— Your instructions —
Below are entries. Pull out all lines containing "fitting".

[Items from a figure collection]
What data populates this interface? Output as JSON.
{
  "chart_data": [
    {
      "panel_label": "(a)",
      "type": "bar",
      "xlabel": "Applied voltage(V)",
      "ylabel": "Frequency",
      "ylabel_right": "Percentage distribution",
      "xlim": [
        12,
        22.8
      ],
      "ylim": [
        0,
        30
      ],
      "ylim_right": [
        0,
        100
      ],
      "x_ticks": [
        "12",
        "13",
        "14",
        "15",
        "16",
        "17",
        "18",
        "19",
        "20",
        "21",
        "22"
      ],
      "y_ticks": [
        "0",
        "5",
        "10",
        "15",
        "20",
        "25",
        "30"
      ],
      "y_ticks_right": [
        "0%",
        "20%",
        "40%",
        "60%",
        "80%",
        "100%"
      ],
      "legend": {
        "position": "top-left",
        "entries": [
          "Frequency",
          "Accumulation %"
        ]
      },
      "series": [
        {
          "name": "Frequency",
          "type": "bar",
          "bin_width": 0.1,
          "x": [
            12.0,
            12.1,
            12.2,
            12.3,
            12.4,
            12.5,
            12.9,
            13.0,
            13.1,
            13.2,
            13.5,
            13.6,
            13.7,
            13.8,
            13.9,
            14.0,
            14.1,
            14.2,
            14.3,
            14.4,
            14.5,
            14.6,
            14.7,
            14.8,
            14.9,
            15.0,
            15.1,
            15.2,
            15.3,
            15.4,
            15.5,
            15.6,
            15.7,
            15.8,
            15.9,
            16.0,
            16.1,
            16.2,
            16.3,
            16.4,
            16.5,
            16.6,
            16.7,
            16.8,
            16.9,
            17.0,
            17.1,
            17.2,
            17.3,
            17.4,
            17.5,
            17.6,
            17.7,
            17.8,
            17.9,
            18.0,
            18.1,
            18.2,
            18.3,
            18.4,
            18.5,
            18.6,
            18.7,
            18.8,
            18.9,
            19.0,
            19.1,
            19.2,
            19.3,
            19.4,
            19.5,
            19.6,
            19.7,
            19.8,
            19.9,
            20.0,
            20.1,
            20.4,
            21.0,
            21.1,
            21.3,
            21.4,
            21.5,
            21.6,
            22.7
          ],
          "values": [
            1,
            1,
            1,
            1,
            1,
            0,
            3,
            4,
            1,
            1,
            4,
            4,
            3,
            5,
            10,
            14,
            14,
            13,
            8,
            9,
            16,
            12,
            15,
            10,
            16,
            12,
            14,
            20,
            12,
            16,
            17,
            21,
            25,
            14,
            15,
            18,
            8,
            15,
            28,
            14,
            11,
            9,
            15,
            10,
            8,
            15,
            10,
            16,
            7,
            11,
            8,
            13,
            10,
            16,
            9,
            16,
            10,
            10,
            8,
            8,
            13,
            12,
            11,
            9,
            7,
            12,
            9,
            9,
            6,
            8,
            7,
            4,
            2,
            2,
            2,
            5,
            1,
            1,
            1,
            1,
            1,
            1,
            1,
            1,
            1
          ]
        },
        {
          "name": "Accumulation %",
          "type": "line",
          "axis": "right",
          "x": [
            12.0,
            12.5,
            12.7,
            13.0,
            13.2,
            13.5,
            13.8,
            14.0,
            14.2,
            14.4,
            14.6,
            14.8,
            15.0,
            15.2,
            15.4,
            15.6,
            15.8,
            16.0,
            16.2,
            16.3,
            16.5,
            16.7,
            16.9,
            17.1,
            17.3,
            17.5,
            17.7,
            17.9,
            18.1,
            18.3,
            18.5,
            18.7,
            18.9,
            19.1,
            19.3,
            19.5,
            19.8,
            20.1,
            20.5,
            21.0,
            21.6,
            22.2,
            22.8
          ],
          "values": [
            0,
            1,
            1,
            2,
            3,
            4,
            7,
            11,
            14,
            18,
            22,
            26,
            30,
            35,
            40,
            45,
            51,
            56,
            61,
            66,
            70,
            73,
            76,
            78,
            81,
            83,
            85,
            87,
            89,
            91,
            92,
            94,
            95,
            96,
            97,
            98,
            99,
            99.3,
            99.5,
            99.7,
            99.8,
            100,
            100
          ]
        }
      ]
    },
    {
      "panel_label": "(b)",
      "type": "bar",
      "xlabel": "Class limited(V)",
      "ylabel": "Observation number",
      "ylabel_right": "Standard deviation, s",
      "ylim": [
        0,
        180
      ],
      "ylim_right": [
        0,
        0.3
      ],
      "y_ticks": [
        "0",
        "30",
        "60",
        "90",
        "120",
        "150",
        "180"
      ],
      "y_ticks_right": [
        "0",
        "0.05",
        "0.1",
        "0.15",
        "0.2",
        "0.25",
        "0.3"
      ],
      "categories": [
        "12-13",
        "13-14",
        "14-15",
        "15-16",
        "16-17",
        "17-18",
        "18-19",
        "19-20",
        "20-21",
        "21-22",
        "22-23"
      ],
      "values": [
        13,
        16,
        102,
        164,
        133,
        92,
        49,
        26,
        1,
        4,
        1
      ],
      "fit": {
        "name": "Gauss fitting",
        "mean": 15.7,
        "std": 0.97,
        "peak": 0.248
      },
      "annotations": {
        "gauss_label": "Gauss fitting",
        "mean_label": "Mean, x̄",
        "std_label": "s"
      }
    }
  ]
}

* * *

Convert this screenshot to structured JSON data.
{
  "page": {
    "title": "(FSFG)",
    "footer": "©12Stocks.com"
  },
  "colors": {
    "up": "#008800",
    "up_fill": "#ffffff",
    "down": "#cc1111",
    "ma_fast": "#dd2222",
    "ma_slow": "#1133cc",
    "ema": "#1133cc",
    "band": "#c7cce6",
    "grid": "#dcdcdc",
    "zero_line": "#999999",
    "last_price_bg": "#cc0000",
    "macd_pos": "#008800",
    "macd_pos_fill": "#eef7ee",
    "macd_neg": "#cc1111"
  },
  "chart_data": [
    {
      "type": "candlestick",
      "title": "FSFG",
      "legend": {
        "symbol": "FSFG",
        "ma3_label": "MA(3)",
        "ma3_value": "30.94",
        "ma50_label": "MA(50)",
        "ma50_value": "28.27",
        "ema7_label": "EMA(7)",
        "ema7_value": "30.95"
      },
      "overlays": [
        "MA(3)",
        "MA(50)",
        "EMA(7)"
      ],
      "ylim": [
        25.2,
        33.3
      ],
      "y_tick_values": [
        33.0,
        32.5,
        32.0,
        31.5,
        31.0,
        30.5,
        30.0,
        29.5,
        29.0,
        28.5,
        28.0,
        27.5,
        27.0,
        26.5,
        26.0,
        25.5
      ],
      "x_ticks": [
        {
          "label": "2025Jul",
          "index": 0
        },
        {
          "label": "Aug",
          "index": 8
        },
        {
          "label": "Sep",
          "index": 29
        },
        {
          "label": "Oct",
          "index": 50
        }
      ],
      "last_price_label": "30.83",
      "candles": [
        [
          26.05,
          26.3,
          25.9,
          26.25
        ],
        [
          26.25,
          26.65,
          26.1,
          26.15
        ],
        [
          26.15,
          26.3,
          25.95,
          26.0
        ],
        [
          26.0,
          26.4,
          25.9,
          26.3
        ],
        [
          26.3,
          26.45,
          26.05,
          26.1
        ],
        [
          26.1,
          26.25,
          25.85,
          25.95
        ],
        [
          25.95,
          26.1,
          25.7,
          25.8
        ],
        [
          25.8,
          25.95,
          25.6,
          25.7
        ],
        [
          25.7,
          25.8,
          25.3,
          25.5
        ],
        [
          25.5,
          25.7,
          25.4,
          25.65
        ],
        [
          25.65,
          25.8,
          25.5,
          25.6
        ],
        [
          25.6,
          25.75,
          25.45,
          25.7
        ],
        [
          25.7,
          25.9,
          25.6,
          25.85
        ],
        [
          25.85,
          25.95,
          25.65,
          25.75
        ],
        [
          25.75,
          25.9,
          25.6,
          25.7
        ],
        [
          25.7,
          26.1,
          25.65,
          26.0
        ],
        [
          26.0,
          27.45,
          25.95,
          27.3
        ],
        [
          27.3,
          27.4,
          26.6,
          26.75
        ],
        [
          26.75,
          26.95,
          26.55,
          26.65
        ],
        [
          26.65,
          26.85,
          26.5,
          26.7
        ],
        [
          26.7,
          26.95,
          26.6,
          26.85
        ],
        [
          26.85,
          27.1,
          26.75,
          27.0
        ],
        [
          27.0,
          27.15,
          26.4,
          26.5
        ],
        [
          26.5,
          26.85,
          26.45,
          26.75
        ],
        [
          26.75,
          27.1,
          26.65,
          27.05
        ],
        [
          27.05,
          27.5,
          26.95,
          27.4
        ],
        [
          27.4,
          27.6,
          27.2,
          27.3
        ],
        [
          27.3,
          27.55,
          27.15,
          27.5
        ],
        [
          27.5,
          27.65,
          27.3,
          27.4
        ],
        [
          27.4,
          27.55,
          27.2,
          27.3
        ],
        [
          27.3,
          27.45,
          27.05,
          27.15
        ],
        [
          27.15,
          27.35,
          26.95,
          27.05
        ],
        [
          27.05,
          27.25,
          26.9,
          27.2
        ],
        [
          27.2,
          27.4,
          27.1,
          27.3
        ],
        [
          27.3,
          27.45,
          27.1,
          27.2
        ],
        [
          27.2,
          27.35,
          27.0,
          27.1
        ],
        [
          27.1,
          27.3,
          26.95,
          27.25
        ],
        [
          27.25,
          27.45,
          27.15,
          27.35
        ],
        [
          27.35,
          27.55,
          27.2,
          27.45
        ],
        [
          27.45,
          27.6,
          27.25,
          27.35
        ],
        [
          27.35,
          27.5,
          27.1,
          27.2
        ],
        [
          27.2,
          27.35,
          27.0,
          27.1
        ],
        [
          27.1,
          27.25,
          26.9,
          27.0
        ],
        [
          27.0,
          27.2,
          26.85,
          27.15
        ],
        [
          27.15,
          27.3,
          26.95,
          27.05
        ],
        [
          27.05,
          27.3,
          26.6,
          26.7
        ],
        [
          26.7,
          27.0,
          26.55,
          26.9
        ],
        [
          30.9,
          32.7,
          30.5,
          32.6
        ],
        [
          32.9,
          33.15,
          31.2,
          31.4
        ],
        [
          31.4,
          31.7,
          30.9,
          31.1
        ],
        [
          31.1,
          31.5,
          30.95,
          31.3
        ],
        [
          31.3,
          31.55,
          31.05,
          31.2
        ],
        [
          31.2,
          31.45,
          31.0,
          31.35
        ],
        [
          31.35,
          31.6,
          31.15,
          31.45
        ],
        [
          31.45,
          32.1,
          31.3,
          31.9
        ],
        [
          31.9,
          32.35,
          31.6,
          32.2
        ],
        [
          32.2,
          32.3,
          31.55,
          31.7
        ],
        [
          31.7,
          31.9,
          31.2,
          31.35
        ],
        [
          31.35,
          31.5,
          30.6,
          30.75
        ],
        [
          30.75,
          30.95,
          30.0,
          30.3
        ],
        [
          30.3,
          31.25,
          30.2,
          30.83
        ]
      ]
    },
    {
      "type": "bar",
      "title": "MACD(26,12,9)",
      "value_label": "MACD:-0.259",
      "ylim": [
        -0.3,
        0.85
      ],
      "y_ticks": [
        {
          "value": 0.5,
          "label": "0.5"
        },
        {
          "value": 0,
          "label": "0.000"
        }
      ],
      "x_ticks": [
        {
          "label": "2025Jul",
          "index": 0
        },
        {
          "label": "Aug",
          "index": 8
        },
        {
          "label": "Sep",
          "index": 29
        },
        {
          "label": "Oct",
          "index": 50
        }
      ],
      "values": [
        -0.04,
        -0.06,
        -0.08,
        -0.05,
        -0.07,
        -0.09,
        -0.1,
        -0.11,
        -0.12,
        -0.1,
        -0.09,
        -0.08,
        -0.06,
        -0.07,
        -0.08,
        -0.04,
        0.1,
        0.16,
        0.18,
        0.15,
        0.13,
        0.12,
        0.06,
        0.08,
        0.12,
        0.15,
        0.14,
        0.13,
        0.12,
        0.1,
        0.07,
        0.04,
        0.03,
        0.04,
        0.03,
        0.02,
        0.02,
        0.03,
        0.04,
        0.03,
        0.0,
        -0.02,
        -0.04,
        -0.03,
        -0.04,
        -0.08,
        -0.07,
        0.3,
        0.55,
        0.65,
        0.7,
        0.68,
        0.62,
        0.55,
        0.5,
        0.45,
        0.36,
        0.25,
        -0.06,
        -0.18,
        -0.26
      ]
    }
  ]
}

— Response to this exercise —
        "name": "Gauss fitting",
        "gauss_label": "Gauss fitting",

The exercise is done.